▶ _Required task_
Check each line of the material below for "internaționale", then copy the ones that contain it.

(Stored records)
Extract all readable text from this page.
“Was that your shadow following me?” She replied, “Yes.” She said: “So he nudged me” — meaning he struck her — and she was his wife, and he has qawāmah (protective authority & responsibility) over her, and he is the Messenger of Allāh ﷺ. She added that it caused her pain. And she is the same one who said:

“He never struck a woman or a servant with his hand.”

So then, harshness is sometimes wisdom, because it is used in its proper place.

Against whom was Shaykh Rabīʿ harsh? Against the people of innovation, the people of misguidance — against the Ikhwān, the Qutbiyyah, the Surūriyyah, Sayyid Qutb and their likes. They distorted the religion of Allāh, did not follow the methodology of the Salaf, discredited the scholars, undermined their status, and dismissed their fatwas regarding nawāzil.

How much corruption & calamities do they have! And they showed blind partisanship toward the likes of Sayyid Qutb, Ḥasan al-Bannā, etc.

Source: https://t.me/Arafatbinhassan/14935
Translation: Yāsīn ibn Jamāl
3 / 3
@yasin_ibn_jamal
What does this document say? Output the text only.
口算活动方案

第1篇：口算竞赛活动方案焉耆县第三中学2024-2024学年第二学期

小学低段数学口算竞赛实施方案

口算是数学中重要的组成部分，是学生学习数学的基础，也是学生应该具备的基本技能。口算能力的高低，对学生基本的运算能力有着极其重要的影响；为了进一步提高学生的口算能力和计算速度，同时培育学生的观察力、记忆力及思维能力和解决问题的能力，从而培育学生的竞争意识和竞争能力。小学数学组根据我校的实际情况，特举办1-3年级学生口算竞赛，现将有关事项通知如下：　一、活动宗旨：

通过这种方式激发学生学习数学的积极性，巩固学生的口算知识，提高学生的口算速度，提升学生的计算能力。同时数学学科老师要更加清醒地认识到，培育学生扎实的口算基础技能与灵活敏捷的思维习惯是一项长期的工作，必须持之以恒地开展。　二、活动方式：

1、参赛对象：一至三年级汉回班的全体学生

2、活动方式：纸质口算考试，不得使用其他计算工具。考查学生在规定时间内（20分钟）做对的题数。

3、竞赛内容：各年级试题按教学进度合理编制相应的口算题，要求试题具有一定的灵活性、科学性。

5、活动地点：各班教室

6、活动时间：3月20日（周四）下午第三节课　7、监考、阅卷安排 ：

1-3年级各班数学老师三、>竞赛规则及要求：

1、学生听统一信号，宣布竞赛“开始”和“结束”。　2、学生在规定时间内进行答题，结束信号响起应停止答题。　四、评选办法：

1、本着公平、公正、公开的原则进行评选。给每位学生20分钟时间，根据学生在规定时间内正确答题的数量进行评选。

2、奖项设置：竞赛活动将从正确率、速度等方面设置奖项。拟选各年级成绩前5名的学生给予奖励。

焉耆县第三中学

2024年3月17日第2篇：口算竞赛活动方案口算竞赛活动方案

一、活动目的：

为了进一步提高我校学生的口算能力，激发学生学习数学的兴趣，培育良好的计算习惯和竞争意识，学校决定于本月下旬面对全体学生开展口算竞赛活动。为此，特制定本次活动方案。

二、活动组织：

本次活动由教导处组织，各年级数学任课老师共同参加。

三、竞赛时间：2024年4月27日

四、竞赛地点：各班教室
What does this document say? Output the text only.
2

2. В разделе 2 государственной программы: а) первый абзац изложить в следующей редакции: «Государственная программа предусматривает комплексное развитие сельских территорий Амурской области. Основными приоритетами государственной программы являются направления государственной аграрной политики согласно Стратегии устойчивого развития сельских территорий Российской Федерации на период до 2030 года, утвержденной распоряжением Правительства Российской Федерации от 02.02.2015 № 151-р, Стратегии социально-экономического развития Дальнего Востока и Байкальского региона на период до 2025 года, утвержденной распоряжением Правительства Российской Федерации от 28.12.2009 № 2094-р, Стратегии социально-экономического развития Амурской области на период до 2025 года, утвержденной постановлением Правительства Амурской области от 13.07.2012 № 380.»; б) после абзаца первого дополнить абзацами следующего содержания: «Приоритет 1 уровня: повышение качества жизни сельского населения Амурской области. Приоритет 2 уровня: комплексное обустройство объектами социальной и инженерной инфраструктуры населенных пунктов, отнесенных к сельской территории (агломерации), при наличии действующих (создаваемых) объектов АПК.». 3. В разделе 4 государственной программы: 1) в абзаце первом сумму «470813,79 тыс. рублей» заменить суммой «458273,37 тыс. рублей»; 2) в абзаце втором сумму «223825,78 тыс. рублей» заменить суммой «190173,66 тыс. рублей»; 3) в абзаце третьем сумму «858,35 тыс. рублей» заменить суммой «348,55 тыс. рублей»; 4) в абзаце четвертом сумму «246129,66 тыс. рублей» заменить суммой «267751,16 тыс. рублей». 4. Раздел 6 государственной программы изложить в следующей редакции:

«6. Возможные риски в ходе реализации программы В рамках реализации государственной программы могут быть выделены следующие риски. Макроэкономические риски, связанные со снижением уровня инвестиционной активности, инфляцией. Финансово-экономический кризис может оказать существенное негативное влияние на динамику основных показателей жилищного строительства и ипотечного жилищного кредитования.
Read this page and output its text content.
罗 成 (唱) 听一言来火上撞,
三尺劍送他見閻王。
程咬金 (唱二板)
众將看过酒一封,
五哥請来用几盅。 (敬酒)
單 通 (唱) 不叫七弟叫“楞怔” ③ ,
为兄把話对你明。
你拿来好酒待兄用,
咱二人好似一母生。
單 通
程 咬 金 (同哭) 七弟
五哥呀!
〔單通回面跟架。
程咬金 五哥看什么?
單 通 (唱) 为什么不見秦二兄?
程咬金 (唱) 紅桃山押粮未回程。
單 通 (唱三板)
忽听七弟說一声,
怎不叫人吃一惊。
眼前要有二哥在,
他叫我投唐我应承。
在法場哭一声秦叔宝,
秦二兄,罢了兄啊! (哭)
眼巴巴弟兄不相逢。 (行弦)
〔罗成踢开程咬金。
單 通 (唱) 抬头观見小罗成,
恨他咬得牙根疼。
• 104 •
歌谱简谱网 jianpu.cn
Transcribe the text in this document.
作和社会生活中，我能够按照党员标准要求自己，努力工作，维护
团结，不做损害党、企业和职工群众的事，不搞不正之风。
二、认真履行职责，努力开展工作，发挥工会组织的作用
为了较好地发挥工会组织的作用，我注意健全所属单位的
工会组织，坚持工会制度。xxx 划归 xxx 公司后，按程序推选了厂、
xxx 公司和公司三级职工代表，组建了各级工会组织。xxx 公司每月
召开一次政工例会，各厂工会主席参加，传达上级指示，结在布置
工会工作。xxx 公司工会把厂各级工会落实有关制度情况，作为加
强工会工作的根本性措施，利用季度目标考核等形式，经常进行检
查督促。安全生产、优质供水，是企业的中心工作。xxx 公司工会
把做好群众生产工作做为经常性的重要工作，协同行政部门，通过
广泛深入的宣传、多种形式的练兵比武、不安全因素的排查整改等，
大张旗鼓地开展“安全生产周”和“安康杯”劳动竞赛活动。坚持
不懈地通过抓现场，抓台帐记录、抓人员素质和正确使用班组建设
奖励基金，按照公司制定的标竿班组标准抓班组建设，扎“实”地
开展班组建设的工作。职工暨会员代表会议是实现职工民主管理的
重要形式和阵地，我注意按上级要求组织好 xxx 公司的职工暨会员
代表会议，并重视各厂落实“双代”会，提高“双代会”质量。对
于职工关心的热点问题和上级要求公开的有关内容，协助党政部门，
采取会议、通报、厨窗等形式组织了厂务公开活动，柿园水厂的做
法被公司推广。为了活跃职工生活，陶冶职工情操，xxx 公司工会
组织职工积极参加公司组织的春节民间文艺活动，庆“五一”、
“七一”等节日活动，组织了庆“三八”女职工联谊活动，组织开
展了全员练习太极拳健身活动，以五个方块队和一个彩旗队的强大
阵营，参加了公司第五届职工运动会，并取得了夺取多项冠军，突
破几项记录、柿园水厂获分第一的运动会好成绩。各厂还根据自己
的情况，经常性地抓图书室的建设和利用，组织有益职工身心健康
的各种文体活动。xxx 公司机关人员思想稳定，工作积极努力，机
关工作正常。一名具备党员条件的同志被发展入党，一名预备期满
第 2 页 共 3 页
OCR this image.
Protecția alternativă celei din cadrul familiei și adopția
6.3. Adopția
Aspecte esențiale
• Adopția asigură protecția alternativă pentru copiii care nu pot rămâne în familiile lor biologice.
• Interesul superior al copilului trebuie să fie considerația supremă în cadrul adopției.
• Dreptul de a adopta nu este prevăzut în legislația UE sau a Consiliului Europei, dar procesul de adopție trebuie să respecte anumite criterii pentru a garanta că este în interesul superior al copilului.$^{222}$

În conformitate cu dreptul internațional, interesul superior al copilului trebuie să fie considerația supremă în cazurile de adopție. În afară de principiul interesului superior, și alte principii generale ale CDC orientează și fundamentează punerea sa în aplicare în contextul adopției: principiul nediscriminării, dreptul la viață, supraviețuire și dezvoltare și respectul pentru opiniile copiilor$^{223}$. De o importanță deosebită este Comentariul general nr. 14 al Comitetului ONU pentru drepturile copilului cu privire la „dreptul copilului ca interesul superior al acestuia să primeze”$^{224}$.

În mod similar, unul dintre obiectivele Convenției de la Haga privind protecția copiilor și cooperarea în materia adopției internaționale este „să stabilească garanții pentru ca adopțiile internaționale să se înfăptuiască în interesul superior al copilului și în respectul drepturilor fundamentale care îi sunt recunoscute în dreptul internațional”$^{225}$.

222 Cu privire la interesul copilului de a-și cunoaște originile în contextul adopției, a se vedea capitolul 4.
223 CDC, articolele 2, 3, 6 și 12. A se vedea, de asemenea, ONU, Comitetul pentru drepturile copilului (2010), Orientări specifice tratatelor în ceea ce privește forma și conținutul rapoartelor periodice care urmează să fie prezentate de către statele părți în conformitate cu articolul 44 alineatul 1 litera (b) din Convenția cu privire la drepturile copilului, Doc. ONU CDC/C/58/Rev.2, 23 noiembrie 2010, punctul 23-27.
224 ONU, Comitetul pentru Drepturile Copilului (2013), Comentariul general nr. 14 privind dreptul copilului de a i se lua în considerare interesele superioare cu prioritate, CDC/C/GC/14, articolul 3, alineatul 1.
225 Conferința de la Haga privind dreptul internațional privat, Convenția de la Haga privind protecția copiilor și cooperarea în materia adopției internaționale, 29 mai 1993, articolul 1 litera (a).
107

▶ _Written solution_
În mod similar, unul dintre obiectivele Convenției de la Haga privind protecția copiilor și cooperarea în materia adopției internaționale este „să stabilească garanții pentru ca adopțiile internaționale să se înfăptuiască în interesul superior al copilului și în respectul drepturilor fundamentale care îi sunt recunoscute în dreptul internațional”$^{225}$.
225 Conferința de la Haga privind dreptul internațional privat, Convenția de la Haga privind protecția copiilor și cooperarea în materia adopției internaționale, 29 mai 1993, articolul 1 litera (a).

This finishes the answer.